• _Written task_
In the material below, find all lines with the string "silence" and copy them.

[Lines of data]
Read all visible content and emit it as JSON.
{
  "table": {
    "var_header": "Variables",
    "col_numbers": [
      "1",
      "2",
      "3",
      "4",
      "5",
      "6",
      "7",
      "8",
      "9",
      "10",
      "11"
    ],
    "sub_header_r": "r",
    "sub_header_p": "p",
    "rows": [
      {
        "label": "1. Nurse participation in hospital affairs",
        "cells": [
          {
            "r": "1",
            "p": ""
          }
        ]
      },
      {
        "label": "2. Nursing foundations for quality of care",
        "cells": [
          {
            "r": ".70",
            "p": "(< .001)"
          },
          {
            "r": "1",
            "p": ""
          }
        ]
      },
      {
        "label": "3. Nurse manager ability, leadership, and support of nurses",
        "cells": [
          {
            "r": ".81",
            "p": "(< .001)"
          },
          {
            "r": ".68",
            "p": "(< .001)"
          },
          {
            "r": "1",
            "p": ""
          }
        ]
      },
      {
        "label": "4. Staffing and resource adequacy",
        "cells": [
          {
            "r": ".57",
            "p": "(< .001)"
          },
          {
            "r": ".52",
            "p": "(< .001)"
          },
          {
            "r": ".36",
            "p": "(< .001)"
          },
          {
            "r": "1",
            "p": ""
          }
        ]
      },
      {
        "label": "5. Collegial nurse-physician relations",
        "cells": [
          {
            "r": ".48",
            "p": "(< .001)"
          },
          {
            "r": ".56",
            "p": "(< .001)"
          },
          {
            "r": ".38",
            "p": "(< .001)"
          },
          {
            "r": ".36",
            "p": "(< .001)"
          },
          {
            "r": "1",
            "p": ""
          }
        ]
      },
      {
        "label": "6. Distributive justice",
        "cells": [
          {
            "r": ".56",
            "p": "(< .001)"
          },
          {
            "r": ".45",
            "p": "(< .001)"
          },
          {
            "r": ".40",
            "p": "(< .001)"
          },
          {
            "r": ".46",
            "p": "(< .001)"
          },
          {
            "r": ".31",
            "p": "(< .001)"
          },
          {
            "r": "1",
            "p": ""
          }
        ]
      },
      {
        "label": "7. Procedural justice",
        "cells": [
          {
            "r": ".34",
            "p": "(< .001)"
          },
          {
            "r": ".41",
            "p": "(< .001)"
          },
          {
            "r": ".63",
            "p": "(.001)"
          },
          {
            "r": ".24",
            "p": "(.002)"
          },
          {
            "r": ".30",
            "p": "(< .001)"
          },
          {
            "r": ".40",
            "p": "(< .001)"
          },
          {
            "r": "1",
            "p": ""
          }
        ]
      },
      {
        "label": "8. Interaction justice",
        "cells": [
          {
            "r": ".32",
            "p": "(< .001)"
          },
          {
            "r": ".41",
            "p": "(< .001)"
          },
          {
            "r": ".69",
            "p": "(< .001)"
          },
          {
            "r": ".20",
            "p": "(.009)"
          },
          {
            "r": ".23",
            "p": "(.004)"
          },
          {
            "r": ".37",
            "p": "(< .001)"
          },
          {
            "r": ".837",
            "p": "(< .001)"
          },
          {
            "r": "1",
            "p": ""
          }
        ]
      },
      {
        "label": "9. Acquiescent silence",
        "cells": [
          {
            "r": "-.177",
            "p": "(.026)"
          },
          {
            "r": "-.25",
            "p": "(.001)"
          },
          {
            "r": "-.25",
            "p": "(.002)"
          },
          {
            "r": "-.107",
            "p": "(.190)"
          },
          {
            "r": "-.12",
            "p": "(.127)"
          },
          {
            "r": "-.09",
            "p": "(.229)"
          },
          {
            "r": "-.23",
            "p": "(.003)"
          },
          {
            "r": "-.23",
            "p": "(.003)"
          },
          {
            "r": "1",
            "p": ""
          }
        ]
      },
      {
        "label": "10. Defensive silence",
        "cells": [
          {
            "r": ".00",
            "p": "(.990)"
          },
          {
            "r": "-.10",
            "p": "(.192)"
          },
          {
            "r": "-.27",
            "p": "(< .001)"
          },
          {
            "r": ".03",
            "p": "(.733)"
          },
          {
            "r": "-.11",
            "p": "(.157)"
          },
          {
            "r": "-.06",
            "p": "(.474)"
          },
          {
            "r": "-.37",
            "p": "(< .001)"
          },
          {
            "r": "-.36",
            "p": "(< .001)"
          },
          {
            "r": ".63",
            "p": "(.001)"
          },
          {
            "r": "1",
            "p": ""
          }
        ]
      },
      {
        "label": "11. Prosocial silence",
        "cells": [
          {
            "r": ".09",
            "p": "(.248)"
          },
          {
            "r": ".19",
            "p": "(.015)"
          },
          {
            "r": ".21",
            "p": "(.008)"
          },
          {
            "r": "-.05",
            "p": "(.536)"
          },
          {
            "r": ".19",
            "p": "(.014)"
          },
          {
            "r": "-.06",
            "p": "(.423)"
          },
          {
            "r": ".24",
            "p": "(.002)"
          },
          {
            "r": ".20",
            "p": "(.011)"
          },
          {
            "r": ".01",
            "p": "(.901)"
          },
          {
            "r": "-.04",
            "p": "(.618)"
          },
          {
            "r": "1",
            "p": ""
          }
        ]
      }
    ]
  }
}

• _The result_
        "label": "9. Acquiescent silence",
        "label": "10. Defensive silence",
        "label": "11. Prosocial silence",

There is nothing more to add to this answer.